### DATA FOR THIS EXERCISE
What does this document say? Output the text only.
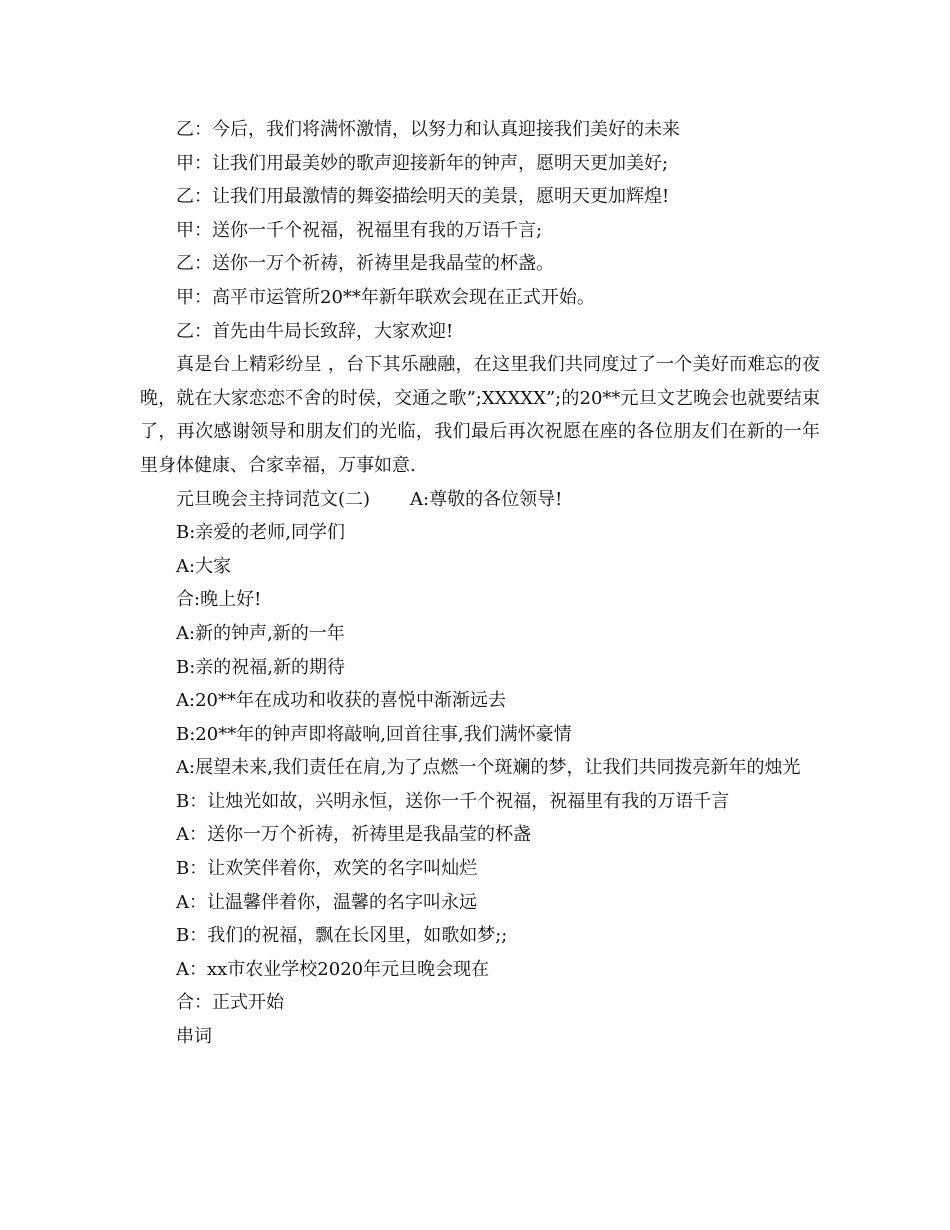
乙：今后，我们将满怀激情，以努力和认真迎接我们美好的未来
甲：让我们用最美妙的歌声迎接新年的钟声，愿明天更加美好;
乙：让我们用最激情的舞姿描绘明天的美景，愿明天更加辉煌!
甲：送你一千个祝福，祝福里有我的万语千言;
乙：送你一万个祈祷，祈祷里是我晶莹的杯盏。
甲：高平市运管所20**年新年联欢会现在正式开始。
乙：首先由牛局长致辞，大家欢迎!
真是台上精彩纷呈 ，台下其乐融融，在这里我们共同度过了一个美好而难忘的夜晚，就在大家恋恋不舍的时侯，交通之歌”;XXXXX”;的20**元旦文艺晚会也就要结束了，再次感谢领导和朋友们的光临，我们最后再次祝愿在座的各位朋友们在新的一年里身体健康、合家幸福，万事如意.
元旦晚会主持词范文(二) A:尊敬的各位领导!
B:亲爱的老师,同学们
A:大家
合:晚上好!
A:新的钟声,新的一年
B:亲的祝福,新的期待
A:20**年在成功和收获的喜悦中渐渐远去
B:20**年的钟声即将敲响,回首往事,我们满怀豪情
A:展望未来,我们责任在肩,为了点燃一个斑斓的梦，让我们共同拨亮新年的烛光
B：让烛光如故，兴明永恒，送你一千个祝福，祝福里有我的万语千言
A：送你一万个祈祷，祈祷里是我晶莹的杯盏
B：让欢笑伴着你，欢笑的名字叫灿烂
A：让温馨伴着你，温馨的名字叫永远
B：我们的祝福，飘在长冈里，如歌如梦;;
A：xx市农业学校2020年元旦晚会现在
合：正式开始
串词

### STATED GOAL
Using the listing above, pick out each line that contains the word "祝福里有我的万语千言", then copy it.

### EXERCISE RESPONSE
甲：送你一千个祝福，祝福里有我的万语千言;
B：让烛光如故，兴明永恒，送你一千个祝福，祝福里有我的万语千言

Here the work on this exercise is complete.